Print the listing below exactly.

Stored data
* Begin *

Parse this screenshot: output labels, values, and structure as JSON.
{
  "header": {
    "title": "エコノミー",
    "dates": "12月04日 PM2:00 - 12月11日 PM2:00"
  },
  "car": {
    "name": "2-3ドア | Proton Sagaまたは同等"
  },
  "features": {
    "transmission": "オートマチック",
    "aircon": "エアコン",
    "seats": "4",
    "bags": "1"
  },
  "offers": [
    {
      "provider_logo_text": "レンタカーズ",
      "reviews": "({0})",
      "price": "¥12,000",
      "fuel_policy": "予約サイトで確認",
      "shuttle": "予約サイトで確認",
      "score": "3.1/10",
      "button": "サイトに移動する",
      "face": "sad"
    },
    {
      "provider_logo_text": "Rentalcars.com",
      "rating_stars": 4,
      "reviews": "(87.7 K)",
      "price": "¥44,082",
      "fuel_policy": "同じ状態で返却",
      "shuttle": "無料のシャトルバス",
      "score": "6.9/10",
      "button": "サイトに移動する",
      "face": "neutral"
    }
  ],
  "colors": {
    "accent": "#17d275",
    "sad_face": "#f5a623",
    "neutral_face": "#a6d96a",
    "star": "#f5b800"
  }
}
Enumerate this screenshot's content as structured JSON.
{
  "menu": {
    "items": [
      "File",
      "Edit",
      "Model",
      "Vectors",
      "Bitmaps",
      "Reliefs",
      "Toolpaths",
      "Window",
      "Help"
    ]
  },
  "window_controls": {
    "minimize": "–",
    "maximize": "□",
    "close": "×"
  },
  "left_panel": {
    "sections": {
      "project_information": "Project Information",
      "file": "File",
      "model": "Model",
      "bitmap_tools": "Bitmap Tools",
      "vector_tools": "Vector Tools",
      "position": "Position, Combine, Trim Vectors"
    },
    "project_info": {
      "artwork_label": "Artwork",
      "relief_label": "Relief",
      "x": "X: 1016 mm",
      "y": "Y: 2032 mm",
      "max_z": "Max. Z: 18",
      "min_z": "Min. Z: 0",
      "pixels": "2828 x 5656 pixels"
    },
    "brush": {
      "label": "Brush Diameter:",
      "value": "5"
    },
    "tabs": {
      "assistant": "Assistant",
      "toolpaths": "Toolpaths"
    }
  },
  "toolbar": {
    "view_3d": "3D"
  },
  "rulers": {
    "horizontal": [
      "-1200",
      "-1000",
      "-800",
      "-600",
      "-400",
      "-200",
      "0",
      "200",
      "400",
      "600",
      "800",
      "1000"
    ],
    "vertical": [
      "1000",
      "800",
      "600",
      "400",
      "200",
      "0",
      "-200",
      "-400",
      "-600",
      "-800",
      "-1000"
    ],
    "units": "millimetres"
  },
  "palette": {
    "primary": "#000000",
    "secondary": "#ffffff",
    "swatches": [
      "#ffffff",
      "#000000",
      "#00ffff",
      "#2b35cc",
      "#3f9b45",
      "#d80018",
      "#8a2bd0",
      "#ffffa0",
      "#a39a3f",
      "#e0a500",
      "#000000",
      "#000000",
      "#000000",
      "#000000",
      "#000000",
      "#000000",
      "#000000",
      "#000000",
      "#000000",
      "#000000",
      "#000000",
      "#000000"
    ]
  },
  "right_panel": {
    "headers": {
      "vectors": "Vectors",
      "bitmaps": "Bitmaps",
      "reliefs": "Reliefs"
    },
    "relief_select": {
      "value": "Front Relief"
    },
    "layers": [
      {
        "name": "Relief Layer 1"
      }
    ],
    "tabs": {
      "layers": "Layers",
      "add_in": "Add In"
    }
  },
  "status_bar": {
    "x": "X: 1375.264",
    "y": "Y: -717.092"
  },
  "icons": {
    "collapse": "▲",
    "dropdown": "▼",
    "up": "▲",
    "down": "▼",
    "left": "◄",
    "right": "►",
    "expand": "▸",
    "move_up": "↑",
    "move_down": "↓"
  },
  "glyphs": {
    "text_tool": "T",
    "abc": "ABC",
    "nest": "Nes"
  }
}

* End *

ANSWER BELOW:
Parse this screenshot: output labels, values, and structure as JSON.
{
  "header": {
    "title": "エコノミー",
    "dates": "12月04日 PM2:00 - 12月11日 PM2:00"
  },
  "car": {
    "name": "2-3ドア | Proton Sagaまたは同等"
  },
  "features": {
    "transmission": "オートマチック",
    "aircon": "エアコン",
    "seats": "4",
    "bags": "1"
  },
  "offers": [
    {
      "provider_logo_text": "レンタカーズ",
      "reviews": "({0})",
      "price": "¥12,000",
      "fuel_policy": "予約サイトで確認",
      "shuttle": "予約サイトで確認",
      "score": "3.1/10",
      "button": "サイトに移動する",
      "face": "sad"
    },
    {
      "provider_logo_text": "Rentalcars.com",
      "rating_stars": 4,
      "reviews": "(87.7 K)",
      "price": "¥44,082",
      "fuel_policy": "同じ状態で返却",
      "shuttle": "無料のシャトルバス",
      "score": "6.9/10",
      "button": "サイトに移動する",
      "face": "neutral"
    }
  ],
  "colors": {
    "accent": "#17d275",
    "sad_face": "#f5a623",
    "neutral_face": "#a6d96a",
    "star": "#f5b800"
  }
}
Enumerate this screenshot's content as structured JSON.
{
  "menu": {
    "items": [
      "File",
      "Edit",
      "Model",
      "Vectors",
      "Bitmaps",
      "Reliefs",
      "Toolpaths",
      "Window",
      "Help"
    ]
  },
  "window_controls": {
    "minimize": "–",
    "maximize": "□",
    "close": "×"
  },
  "left_panel": {
    "sections": {
      "project_information": "Project Information",
      "file": "File",
      "model": "Model",
      "bitmap_tools": "Bitmap Tools",
      "vector_tools": "Vector Tools",
      "position": "Position, Combine, Trim Vectors"
    },
    "project_info": {
      "artwork_label": "Artwork",
      "relief_label": "Relief",
      "x": "X: 1016 mm",
      "y": "Y: 2032 mm",
      "max_z": "Max. Z: 18",
      "min_z": "Min. Z: 0",
      "pixels": "2828 x 5656 pixels"
    },
    "brush": {
      "label": "Brush Diameter:",
      "value": "5"
    },
    "tabs": {
      "assistant": "Assistant",
      "toolpaths": "Toolpaths"
    }
  },
  "toolbar": {
    "view_3d": "3D"
  },
  "rulers": {
    "horizontal": [
      "-1200",
      "-1000",
      "-800",
      "-600",
      "-400",
      "-200",
      "0",
      "200",
      "400",
      "600",
      "800",
      "1000"
    ],
    "vertical": [
      "1000",
      "800",
      "600",
      "400",
      "200",
      "0",
      "-200",
      "-400",
      "-600",
      "-800",
      "-1000"
    ],
    "units": "millimetres"
  },
  "palette": {
    "primary": "#000000",
    "secondary": "#ffffff",
    "swatches": [
      "#ffffff",
      "#000000",
      "#00ffff",
      "#2b35cc",
      "#3f9b45",
      "#d80018",
      "#8a2bd0",
      "#ffffa0",
      "#a39a3f",
      "#e0a500",
      "#000000",
      "#000000",
      "#000000",
      "#000000",
      "#000000",
      "#000000",
      "#000000",
      "#000000",
      "#000000",
      "#000000",
      "#000000",
      "#000000"
    ]
  },
  "right_panel": {
    "headers": {
      "vectors": "Vectors",
      "bitmaps": "Bitmaps",
      "reliefs": "Reliefs"
    },
    "relief_select": {
      "value": "Front Relief"
    },
    "layers": [
      {
        "name": "Relief Layer 1"
      }
    ],
    "tabs": {
      "layers": "Layers",
      "add_in": "Add In"
    }
  },
  "status_bar": {
    "x": "X: 1375.264",
    "y": "Y: -717.092"
  },
  "icons": {
    "collapse": "▲",
    "dropdown": "▼",
    "up": "▲",
    "down": "▼",
    "left": "◄",
    "right": "►",
    "expand": "▸",
    "move_up": "↑",
    "move_down": "↓"
  },
  "glyphs": {
    "text_tool": "T",
    "abc": "ABC",
    "nest": "Nes"
  }
}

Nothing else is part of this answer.